## Begin

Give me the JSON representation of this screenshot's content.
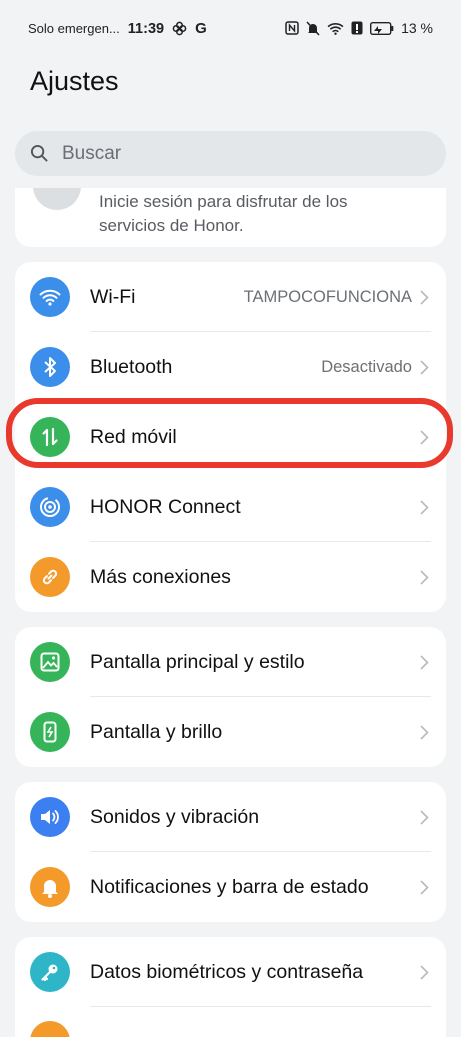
{
  "status_bar": {
    "carrier": "Solo emergen...",
    "time": "11:39",
    "battery_percent": "13 %"
  },
  "page_title": "Ajustes",
  "search": {
    "placeholder": "Buscar"
  },
  "account": {
    "text": "Inicie sesión para disfrutar de los servicios de Honor."
  },
  "groups": [
    {
      "items": [
        {
          "label": "Wi-Fi",
          "value": "TAMPOCOFUNCIONA",
          "icon": "wifi-icon",
          "color": "#3b8eea"
        },
        {
          "label": "Bluetooth",
          "value": "Desactivado",
          "icon": "bluetooth-icon",
          "color": "#3b8eea"
        },
        {
          "label": "Red móvil",
          "value": "",
          "icon": "mobile-data-icon",
          "color": "#35b45a",
          "highlighted": true
        },
        {
          "label": "HONOR Connect",
          "value": "",
          "icon": "honor-connect-icon",
          "color": "#3b8eea"
        },
        {
          "label": "Más conexiones",
          "value": "",
          "icon": "link-icon",
          "color": "#f39a2b"
        }
      ]
    },
    {
      "items": [
        {
          "label": "Pantalla principal y estilo",
          "value": "",
          "icon": "image-icon",
          "color": "#35b45a"
        },
        {
          "label": "Pantalla y brillo",
          "value": "",
          "icon": "phone-brightness-icon",
          "color": "#35b45a"
        }
      ]
    },
    {
      "items": [
        {
          "label": "Sonidos y vibración",
          "value": "",
          "icon": "speaker-icon",
          "color": "#3b7ff0"
        },
        {
          "label": "Notificaciones y barra de estado",
          "value": "",
          "icon": "bell-icon",
          "color": "#f39a2b"
        }
      ]
    },
    {
      "items": [
        {
          "label": "Datos biométricos y contraseña",
          "value": "",
          "icon": "key-icon",
          "color": "#2fb5c8"
        }
      ]
    }
  ],
  "colors": {
    "highlight": "#e8392c",
    "background": "#f1f3f5"
  }
}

## End

Write the material out again exactly as it appears, dropping the pictures.

> Solution to this problem:
Give me the JSON representation of this screenshot's content.
{
  "status_bar": {
    "carrier": "Solo emergen...",
    "time": "11:39",
    "battery_percent": "13 %"
  },
  "page_title": "Ajustes",
  "search": {
    "placeholder": "Buscar"
  },
  "account": {
    "text": "Inicie sesión para disfrutar de los servicios de Honor."
  },
  "groups": [
    {
      "items": [
        {
          "label": "Wi-Fi",
          "value": "TAMPOCOFUNCIONA",
          "icon": "wifi-icon",
          "color": "#3b8eea"
        },
        {
          "label": "Bluetooth",
          "value": "Desactivado",
          "icon": "bluetooth-icon",
          "color": "#3b8eea"
        },
        {
          "label": "Red móvil",
          "value": "",
          "icon": "mobile-data-icon",
          "color": "#35b45a",
          "highlighted": true
        },
        {
          "label": "HONOR Connect",
          "value": "",
          "icon": "honor-connect-icon",
          "color": "#3b8eea"
        },
        {
          "label": "Más conexiones",
          "value": "",
          "icon": "link-icon",
          "color": "#f39a2b"
        }
      ]
    },
    {
      "items": [
        {
          "label": "Pantalla principal y estilo",
          "value": "",
          "icon": "image-icon",
          "color": "#35b45a"
        },
        {
          "label": "Pantalla y brillo",
          "value": "",
          "icon": "phone-brightness-icon",
          "color": "#35b45a"
        }
      ]
    },
    {
      "items": [
        {
          "label": "Sonidos y vibración",
          "value": "",
          "icon": "speaker-icon",
          "color": "#3b7ff0"
        },
        {
          "label": "Notificaciones y barra de estado",
          "value": "",
          "icon": "bell-icon",
          "color": "#f39a2b"
        }
      ]
    },
    {
      "items": [
        {
          "label": "Datos biométricos y contraseña",
          "value": "",
          "icon": "key-icon",
          "color": "#2fb5c8"
        }
      ]
    }
  ],
  "colors": {
    "highlight": "#e8392c",
    "background": "#f1f3f5"
  }
}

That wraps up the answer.